▸ **JOB**
Output all the material that follows, exactly as given.

Items listed in a dataset
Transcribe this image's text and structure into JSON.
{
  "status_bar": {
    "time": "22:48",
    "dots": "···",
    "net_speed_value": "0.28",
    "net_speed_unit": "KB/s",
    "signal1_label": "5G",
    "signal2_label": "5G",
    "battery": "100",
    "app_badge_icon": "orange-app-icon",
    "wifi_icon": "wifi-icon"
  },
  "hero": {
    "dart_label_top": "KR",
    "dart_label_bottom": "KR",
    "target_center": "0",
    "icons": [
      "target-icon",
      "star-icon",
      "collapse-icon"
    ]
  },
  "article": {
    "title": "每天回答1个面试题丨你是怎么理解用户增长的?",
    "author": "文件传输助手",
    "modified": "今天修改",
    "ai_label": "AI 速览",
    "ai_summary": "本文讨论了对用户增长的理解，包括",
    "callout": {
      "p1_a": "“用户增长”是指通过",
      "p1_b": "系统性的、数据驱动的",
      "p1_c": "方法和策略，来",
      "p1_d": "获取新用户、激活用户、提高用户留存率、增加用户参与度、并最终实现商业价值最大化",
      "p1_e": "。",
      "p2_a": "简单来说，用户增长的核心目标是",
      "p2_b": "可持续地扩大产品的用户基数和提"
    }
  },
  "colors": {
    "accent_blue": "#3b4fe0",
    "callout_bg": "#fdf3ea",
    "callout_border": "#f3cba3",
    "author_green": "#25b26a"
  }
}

▸ **OUTPUT FOR THIS TASK**
Transcribe this image's text and structure into JSON.
{
  "status_bar": {
    "time": "22:48",
    "dots": "···",
    "net_speed_value": "0.28",
    "net_speed_unit": "KB/s",
    "signal1_label": "5G",
    "signal2_label": "5G",
    "battery": "100",
    "app_badge_icon": "orange-app-icon",
    "wifi_icon": "wifi-icon"
  },
  "hero": {
    "dart_label_top": "KR",
    "dart_label_bottom": "KR",
    "target_center": "0",
    "icons": [
      "target-icon",
      "star-icon",
      "collapse-icon"
    ]
  },
  "article": {
    "title": "每天回答1个面试题丨你是怎么理解用户增长的?",
    "author": "文件传输助手",
    "modified": "今天修改",
    "ai_label": "AI 速览",
    "ai_summary": "本文讨论了对用户增长的理解，包括",
    "callout": {
      "p1_a": "“用户增长”是指通过",
      "p1_b": "系统性的、数据驱动的",
      "p1_c": "方法和策略，来",
      "p1_d": "获取新用户、激活用户、提高用户留存率、增加用户参与度、并最终实现商业价值最大化",
      "p1_e": "。",
      "p2_a": "简单来说，用户增长的核心目标是",
      "p2_b": "可持续地扩大产品的用户基数和提"
    }
  },
  "colors": {
    "accent_blue": "#3b4fe0",
    "callout_bg": "#fdf3ea",
    "callout_border": "#f3cba3",
    "author_green": "#25b26a"
  }
}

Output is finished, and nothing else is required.